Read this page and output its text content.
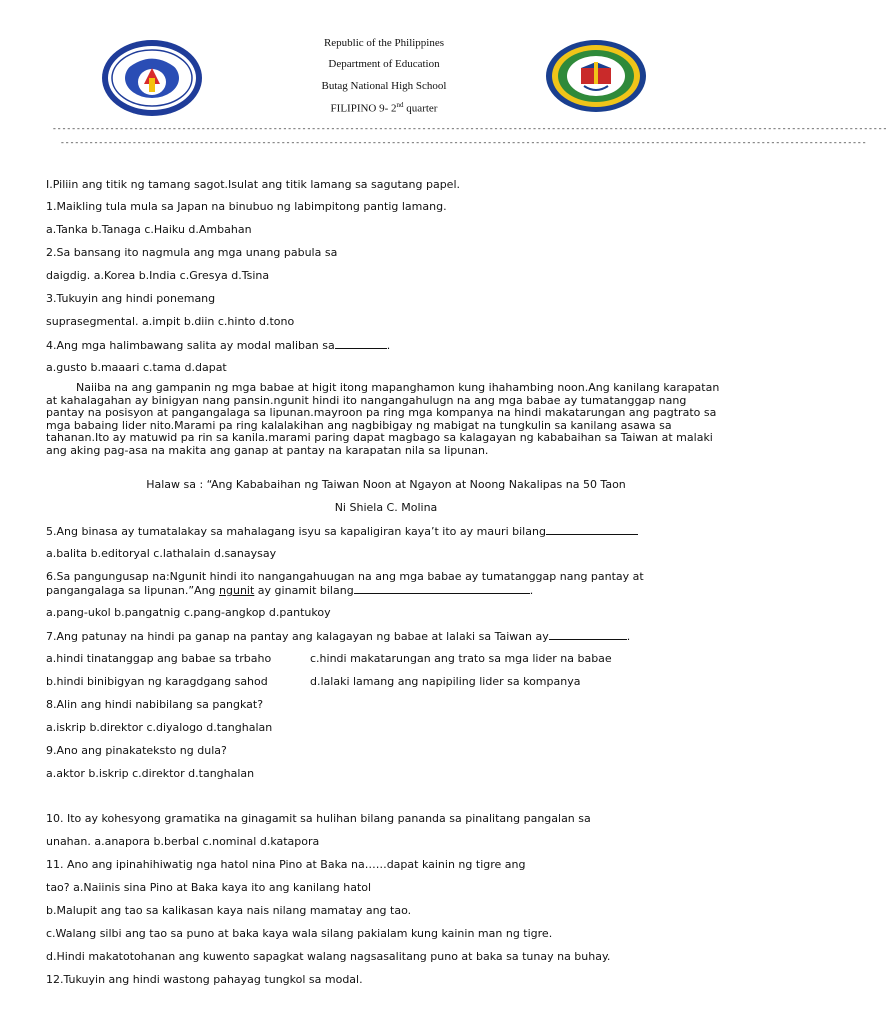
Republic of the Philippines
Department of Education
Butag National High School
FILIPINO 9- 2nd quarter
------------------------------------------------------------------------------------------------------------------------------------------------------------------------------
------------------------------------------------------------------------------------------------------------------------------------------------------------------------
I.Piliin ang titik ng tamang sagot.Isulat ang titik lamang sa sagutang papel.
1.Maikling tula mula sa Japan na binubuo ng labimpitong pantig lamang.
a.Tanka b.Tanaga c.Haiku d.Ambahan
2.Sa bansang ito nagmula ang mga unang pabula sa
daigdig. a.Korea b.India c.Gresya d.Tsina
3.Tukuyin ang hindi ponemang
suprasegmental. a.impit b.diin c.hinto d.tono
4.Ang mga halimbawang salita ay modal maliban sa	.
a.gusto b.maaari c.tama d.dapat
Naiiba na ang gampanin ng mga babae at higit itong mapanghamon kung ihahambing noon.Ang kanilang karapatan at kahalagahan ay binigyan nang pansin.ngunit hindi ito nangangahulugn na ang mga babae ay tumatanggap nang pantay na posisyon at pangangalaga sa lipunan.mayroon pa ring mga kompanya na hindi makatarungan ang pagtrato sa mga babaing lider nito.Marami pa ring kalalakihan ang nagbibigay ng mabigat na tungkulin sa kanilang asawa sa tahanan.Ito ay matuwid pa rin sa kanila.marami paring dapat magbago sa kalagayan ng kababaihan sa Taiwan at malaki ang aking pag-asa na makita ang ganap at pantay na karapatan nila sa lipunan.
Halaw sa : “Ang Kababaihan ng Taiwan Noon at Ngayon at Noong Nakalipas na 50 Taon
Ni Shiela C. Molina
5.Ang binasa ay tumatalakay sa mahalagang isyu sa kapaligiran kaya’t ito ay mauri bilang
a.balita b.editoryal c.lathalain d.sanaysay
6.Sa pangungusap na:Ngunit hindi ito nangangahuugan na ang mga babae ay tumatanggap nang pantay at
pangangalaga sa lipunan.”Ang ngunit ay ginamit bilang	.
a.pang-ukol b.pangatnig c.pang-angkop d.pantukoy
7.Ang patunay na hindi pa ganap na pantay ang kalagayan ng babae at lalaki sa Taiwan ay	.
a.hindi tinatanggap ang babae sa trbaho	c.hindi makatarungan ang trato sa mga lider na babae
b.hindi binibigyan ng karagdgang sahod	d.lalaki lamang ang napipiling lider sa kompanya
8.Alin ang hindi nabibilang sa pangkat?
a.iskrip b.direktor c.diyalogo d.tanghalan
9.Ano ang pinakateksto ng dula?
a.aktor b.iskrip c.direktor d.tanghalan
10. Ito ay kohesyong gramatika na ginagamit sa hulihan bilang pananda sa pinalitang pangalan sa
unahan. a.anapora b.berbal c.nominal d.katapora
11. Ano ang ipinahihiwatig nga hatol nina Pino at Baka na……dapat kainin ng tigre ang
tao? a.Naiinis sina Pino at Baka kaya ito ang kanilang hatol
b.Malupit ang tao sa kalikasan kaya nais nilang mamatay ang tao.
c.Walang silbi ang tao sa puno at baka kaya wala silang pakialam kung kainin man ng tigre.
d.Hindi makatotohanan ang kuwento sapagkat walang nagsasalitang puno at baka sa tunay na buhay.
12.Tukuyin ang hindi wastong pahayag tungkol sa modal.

■ What the task requires ■
Each record above should be copied character for character, with pictures dropped.

■ Result for this exercise ■
Read this page and output its text content.
Republic of the Philippines
Department of Education
Butag National High School
FILIPINO 9- 2nd quarter
------------------------------------------------------------------------------------------------------------------------------------------------------------------------------
------------------------------------------------------------------------------------------------------------------------------------------------------------------------
I.Piliin ang titik ng tamang sagot.Isulat ang titik lamang sa sagutang papel.
1.Maikling tula mula sa Japan na binubuo ng labimpitong pantig lamang.
a.Tanka b.Tanaga c.Haiku d.Ambahan
2.Sa bansang ito nagmula ang mga unang pabula sa
daigdig. a.Korea b.India c.Gresya d.Tsina
3.Tukuyin ang hindi ponemang
suprasegmental. a.impit b.diin c.hinto d.tono
4.Ang mga halimbawang salita ay modal maliban sa	.
a.gusto b.maaari c.tama d.dapat
Naiiba na ang gampanin ng mga babae at higit itong mapanghamon kung ihahambing noon.Ang kanilang karapatan at kahalagahan ay binigyan nang pansin.ngunit hindi ito nangangahulugn na ang mga babae ay tumatanggap nang pantay na posisyon at pangangalaga sa lipunan.mayroon pa ring mga kompanya na hindi makatarungan ang pagtrato sa mga babaing lider nito.Marami pa ring kalalakihan ang nagbibigay ng mabigat na tungkulin sa kanilang asawa sa tahanan.Ito ay matuwid pa rin sa kanila.marami paring dapat magbago sa kalagayan ng kababaihan sa Taiwan at malaki ang aking pag-asa na makita ang ganap at pantay na karapatan nila sa lipunan.
Halaw sa : “Ang Kababaihan ng Taiwan Noon at Ngayon at Noong Nakalipas na 50 Taon
Ni Shiela C. Molina
5.Ang binasa ay tumatalakay sa mahalagang isyu sa kapaligiran kaya’t ito ay mauri bilang
a.balita b.editoryal c.lathalain d.sanaysay
6.Sa pangungusap na:Ngunit hindi ito nangangahuugan na ang mga babae ay tumatanggap nang pantay at
pangangalaga sa lipunan.”Ang ngunit ay ginamit bilang	.
a.pang-ukol b.pangatnig c.pang-angkop d.pantukoy
7.Ang patunay na hindi pa ganap na pantay ang kalagayan ng babae at lalaki sa Taiwan ay	.
a.hindi tinatanggap ang babae sa trbaho	c.hindi makatarungan ang trato sa mga lider na babae
b.hindi binibigyan ng karagdgang sahod	d.lalaki lamang ang napipiling lider sa kompanya
8.Alin ang hindi nabibilang sa pangkat?
a.iskrip b.direktor c.diyalogo d.tanghalan
9.Ano ang pinakateksto ng dula?
a.aktor b.iskrip c.direktor d.tanghalan
10. Ito ay kohesyong gramatika na ginagamit sa hulihan bilang pananda sa pinalitang pangalan sa
unahan. a.anapora b.berbal c.nominal d.katapora
11. Ano ang ipinahihiwatig nga hatol nina Pino at Baka na……dapat kainin ng tigre ang
tao? a.Naiinis sina Pino at Baka kaya ito ang kanilang hatol
b.Malupit ang tao sa kalikasan kaya nais nilang mamatay ang tao.
c.Walang silbi ang tao sa puno at baka kaya wala silang pakialam kung kainin man ng tigre.
d.Hindi makatotohanan ang kuwento sapagkat walang nagsasalitang puno at baka sa tunay na buhay.
12.Tukuyin ang hindi wastong pahayag tungkol sa modal.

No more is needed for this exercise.